== Required work ==
Find the string "title" in the entries and copy each line that has it.

== Data for processing ==
============================================================

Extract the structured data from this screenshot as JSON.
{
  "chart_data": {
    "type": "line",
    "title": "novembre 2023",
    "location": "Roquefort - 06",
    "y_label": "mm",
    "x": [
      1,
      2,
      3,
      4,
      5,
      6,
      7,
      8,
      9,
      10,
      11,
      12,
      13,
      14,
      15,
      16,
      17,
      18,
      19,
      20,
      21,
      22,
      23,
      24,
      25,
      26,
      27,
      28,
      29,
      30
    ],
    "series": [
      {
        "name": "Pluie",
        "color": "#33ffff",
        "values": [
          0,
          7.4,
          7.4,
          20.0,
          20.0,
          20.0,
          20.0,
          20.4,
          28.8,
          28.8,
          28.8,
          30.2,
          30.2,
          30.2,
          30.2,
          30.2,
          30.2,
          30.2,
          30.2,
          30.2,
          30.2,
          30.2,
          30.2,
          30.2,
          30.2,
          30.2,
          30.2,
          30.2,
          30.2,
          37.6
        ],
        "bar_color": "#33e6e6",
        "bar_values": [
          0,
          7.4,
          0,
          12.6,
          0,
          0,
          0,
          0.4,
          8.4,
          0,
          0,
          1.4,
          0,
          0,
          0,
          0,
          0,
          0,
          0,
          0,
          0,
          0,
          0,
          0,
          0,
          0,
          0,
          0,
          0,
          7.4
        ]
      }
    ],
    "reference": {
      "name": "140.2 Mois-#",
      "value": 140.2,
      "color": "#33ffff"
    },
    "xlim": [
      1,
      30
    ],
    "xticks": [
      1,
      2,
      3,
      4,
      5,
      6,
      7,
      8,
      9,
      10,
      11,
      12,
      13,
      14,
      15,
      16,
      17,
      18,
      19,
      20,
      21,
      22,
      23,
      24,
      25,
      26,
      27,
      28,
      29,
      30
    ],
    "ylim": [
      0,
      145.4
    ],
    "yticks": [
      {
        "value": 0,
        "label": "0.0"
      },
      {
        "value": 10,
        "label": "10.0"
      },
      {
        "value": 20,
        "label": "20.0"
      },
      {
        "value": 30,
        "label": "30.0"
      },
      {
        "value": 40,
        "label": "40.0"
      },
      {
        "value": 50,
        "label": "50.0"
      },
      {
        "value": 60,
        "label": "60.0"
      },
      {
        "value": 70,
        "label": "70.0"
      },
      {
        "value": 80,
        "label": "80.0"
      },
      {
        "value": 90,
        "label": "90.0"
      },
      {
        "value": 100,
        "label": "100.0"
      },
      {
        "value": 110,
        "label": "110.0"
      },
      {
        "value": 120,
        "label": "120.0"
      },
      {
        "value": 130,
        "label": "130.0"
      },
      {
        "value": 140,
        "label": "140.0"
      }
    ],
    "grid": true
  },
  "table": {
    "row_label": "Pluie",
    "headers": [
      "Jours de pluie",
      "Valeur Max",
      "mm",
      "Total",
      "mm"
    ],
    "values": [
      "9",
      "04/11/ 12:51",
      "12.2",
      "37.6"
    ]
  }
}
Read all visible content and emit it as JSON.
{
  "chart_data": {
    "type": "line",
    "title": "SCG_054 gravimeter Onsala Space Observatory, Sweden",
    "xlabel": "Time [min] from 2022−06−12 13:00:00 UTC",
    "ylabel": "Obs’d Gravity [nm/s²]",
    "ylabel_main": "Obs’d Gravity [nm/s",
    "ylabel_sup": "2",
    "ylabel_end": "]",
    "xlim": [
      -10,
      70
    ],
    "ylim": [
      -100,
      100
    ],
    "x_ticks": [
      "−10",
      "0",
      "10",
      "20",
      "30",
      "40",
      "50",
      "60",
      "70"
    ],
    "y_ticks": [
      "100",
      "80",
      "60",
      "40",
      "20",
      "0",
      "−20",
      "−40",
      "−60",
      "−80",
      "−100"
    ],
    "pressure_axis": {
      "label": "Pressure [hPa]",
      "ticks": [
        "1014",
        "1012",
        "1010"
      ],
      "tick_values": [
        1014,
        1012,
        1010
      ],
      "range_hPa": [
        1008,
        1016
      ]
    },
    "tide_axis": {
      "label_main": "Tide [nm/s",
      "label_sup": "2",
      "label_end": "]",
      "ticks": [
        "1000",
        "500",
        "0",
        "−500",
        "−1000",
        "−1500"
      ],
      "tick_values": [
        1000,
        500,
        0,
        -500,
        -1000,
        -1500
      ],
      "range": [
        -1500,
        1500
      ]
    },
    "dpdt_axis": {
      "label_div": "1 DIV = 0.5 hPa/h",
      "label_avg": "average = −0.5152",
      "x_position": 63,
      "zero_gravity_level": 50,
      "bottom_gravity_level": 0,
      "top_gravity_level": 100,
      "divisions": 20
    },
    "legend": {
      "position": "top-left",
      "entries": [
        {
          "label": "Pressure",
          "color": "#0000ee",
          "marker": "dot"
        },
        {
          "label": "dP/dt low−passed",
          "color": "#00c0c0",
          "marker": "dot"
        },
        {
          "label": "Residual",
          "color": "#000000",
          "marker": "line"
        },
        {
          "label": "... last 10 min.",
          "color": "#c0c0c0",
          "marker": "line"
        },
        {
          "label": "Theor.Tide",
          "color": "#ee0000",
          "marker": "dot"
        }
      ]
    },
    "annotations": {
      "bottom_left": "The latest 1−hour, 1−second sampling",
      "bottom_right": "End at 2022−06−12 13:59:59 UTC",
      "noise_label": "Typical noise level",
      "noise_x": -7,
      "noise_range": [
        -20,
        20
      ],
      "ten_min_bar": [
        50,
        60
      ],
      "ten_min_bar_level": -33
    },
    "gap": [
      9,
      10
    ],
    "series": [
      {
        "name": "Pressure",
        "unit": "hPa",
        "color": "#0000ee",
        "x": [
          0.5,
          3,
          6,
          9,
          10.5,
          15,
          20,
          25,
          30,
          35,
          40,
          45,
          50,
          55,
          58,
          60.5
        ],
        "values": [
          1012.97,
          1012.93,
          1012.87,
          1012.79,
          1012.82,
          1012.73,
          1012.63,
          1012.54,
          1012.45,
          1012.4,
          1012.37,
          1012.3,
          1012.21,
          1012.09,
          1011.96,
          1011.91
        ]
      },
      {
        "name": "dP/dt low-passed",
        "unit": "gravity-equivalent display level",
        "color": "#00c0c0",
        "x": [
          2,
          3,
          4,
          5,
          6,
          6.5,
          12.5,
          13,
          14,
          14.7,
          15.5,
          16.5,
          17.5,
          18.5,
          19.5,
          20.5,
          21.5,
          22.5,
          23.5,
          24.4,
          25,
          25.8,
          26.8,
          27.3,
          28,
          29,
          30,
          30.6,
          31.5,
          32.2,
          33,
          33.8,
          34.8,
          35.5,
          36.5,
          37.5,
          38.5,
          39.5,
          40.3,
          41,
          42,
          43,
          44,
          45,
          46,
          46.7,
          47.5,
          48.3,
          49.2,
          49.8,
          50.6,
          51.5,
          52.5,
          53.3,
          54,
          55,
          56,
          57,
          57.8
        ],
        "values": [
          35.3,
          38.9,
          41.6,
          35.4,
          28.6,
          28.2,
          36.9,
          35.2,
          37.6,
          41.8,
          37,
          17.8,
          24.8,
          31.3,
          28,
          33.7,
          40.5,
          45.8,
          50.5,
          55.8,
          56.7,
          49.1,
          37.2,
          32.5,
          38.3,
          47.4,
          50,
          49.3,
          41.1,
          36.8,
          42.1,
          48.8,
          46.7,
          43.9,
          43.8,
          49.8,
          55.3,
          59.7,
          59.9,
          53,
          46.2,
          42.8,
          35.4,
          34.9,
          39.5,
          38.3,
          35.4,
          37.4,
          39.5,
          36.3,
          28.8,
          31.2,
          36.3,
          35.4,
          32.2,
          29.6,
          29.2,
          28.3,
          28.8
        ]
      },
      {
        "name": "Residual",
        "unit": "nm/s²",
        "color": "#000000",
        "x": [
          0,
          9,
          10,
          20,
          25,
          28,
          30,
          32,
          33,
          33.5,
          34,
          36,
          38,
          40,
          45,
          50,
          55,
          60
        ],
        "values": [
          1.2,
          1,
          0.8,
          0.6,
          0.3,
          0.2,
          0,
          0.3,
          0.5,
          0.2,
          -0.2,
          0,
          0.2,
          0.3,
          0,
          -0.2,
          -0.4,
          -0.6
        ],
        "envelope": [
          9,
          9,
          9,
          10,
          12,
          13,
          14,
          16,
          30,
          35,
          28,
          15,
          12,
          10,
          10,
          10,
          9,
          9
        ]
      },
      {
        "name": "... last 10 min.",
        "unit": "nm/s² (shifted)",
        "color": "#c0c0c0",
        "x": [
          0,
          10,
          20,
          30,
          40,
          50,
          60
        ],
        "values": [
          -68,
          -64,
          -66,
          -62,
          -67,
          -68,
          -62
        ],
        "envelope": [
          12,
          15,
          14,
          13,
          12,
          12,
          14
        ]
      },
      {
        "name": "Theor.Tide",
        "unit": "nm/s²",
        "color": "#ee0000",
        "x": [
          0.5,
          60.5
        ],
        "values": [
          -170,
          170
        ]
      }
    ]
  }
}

============================================================

== Worked solution ==
    "title": "novembre 2023",
    "title": "SCG_054 gravimeter Onsala Space Observatory, Sweden",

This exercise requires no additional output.